--- Begin DATA TO USE ---

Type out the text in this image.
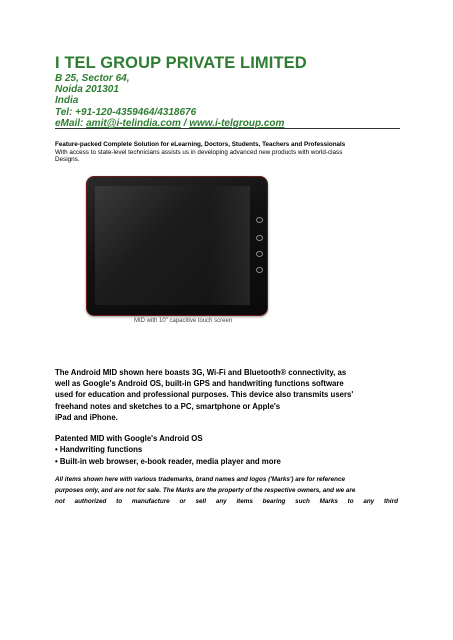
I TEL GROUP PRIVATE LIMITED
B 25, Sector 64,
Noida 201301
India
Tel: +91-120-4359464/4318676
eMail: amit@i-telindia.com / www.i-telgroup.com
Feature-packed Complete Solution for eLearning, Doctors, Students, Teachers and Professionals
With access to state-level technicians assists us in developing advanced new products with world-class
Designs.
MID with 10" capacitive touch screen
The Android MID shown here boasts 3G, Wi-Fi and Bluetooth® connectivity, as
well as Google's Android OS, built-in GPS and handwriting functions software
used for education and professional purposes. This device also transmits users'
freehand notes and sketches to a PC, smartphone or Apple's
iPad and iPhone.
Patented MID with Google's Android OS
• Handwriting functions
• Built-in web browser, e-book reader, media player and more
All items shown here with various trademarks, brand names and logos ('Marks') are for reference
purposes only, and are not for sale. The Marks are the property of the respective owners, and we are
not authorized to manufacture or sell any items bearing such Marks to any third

--- End DATA TO USE ---
--- Begin DATA TO USE ---

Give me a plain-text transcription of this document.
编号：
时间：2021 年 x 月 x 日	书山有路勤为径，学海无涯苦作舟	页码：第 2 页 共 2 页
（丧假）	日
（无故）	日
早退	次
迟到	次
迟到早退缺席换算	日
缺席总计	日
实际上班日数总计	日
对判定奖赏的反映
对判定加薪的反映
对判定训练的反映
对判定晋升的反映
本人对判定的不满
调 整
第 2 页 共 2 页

--- End DATA TO USE ---

Of the lines in the data, how many hold the string "purposes"? State the number, nothing else.

2